REQUEST
Go through the entries below and copy each line containing the word "Printing".

RECORD EXCERPTS
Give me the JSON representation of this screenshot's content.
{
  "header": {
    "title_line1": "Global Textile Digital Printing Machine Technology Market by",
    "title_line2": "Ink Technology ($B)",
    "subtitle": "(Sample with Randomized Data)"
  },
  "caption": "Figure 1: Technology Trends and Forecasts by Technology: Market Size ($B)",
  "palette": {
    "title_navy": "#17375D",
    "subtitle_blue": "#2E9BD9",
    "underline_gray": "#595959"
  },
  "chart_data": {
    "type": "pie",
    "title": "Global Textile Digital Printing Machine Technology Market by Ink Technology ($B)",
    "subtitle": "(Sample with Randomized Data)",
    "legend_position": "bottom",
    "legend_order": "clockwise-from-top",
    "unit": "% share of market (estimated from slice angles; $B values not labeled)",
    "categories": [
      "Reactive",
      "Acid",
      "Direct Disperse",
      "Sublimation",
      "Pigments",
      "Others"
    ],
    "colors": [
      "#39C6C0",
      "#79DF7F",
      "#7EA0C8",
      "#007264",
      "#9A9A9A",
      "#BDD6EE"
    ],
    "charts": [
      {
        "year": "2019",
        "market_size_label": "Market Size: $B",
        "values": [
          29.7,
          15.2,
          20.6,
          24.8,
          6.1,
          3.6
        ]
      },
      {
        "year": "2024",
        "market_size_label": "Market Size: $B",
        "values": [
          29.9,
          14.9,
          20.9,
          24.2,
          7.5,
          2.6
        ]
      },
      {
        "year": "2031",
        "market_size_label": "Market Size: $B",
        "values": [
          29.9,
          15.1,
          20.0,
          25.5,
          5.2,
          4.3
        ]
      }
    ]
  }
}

SOLVED EXERCISE
    "title_line1": "Global Textile Digital Printing Machine Technology Market by",
    "title": "Global Textile Digital Printing Machine Technology Market by Ink Technology ($B)",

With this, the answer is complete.